■ **SOURCE EXTRACT**
______

Friday, March 24, 2023


The Wooden Badge Necklace, like Gilwell's Knot and Scarf, is NOT a badge of RANK or POSITION..
Zulu King , Dinuzulu kaCetshwayo (1868 – 18 October 1913) in his early 20`s wearing his legendary mystical necklace about 12 feet in length at Kwa-Zulu Natal

Powerful and then youthful Zulu King , Dinuzulu kaCetshwayo (1868 – 18 October 1913) in his early 20`s wearing his legendary mystical necklace about 12 feet in length at Kwa-Zulu Natal. Circa 1888. In 1888, when a British expedition was sent to Zululand, South Africa, it had to contend with Dinizulu, King of the Zulus - a clever, heavily built man, 6 ft., 7 ins. in height. On state occasions, Dinizulu wore a necklace about 12 feet in length. It consisted of 1,000 or more wood beads, made from a South African yellow wood and strung on a rawhide lace.
The necklace was a distinction conferred on royalty and outstanding warriors. During the hostilities that swept Natal and Zululand in those faraway days, the man who was to become the Founder of the Scout Movement - then Captain Robert Baden-Powell - gained possession of Dinizulu's Necklace.
Many years later, in 1919, when Baden-Powell instituted Wood Badge training for Scoutmasters he remembered Dinizulu's Necklace and taking two of the wooden beads and knotting them on a leather thong, he created the Wood Badge - to be worn around the neck and to be the only proficiency badge worn by Scoutmasters. The Wood Badge, with its replicas of the original Dinizulu beads, is now worn by thousands of men and women around the world.

South Africa: two African men; Dinizulu and Ndabuko (brother of Cetshwayo, the Zulu King). Albumen print.
Mystical necklace with Dinizulu and Ndabuko (brother of Cetshwayo, the Zulu King)

There are a number of sequels to the story of Dinizulu's Necklace. In 1963 a grandson of Dinizulu, Mangosuthu Gatsha Buthelezi, visited Canada to attend the Anglican World Congress in Toronto and on a side trip to Ottawa was hosted by a member of the Ottawa District staff, DSM. Oliver Belsey. The following Christmas he sent Mr. Belsey a Christmas card depicting his late father doing a Zulu dance, a picture of himself in the full regalia of a Zulu Chieftain and two wooden beads (Wood Badge) taken from the military award of one of Dinizulu's warriors who passed away in 1962.

In 1965 at Kwakhethomthandayo, the Royal Kraal, near Nongoma in Zululand, Scouting history was made with the Investiture of Paramount Chief, Bhekuzulu Nyangayizwe, before 5,000 of his people. The Paramount Chief was invested as a Scout by a South African Headquarter's field commissioner.
To mark the 12th World Jamboree and the 60th Anniversary of Scouting, the Boy Scouts of South Africa decided to make four authentic replicas of Dinizulu's Necklace. After much research and months of hard work by European Rover Scouts in Natal, and Zulu Scouts from Natal troops, the four reproductions of the original were completed.

______

■ **SOURCE DATA**
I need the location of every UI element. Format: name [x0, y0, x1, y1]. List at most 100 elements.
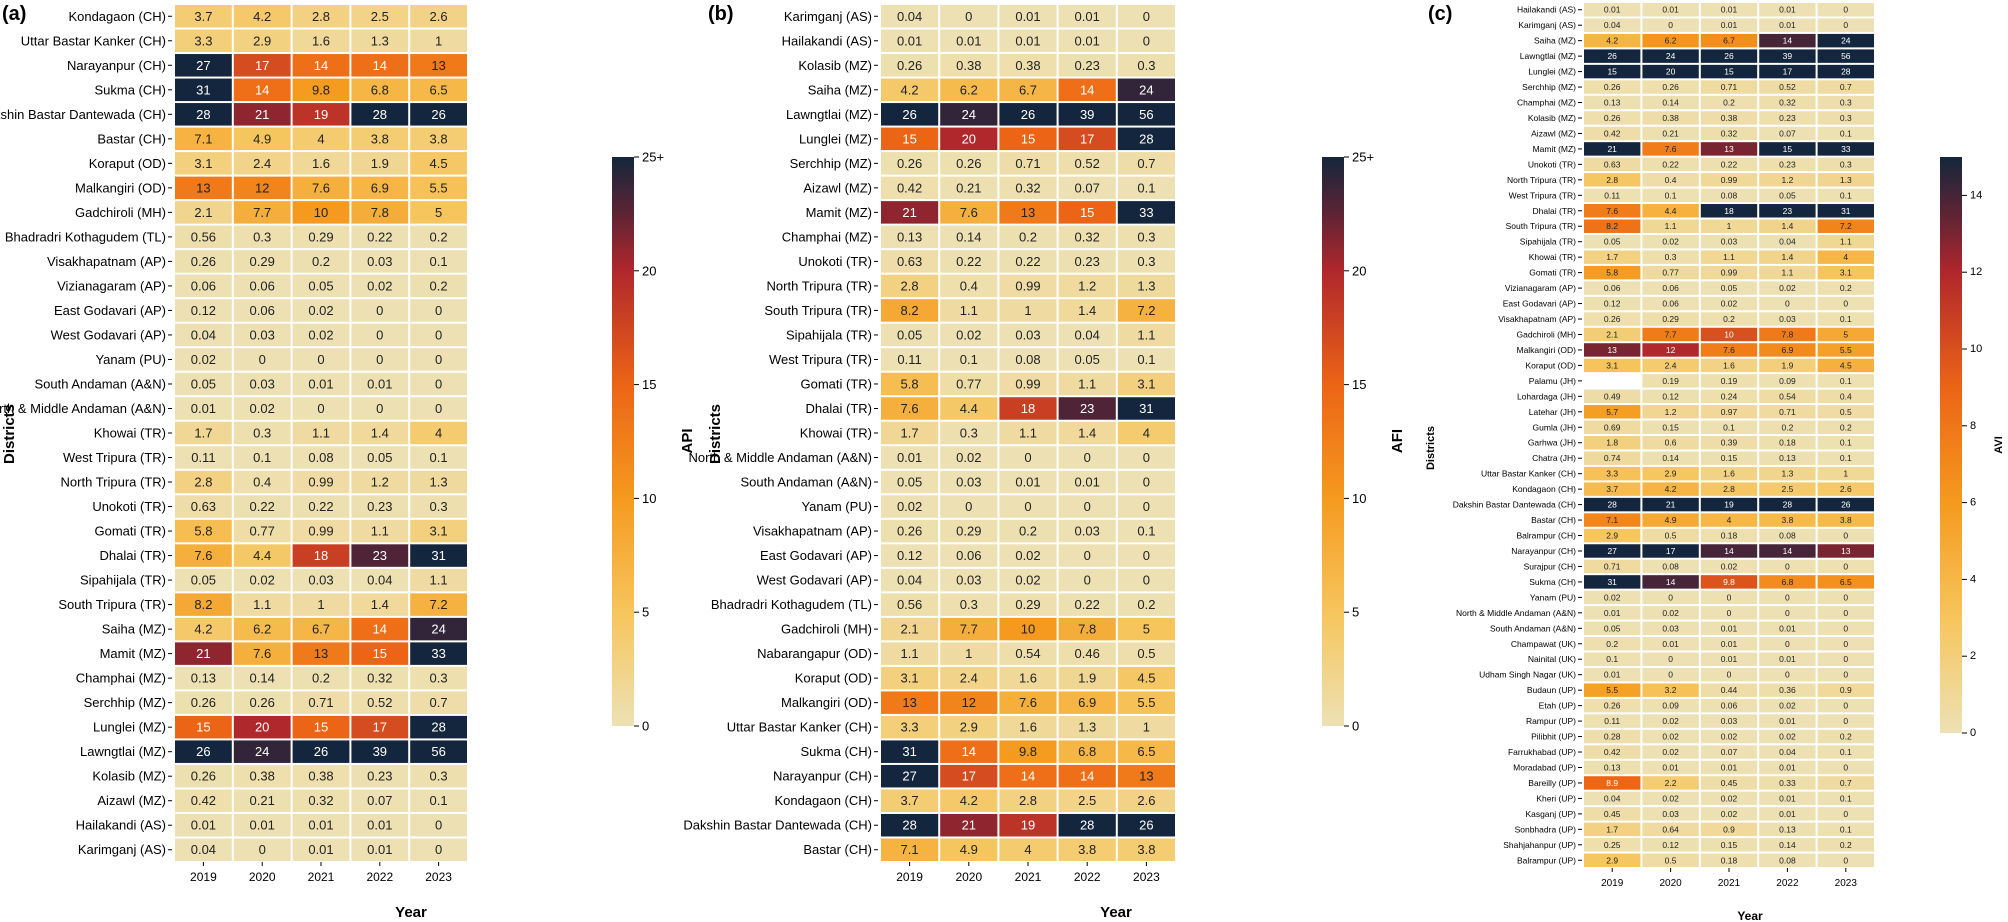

______

■ **CHALLENGES**
1. Answer these from the Wood Badge article:
(a) About how many wood beads made up Dinizulu's necklace?
(b) In what year did Baden-Powell institute Wood Badge training for Scoutmasters?
(c) Before how many of his people was Paramount Chief Bhekuzulu Nyangayizwe invested?
2. Please rewrite the part of the Wood Badge article that opens with the words containing "In 1965 at Kwakhethomthandayo, the" and closes with "original were completed.", with "authentic" replaced by "faithful".
The data above isn't needed here.

■ **PER-TASK ANSWERS**
1.
(a) 1,000 or more
(b) 1919
(c) 5,000

2.
In 1965 at Kwakhethomthandayo, the Royal Kraal, near Nongoma in Zululand, Scouting history was made with the Investiture of Paramount Chief, Bhekuzulu Nyangayizwe, before 5,000 of his people. The Paramount Chief was invested as a Scout by a South African Headquarter's field commissioner.
To mark the 12th World Jamboree and the 60th Anniversary of Scouting, the Boy Scouts of South Africa decided to make four faithful replicas of Dinizulu's Necklace. After much research and months of hard work by European Rover Scouts in Natal, and Zulu Scouts from Natal troops, the four reproductions of the original were completed.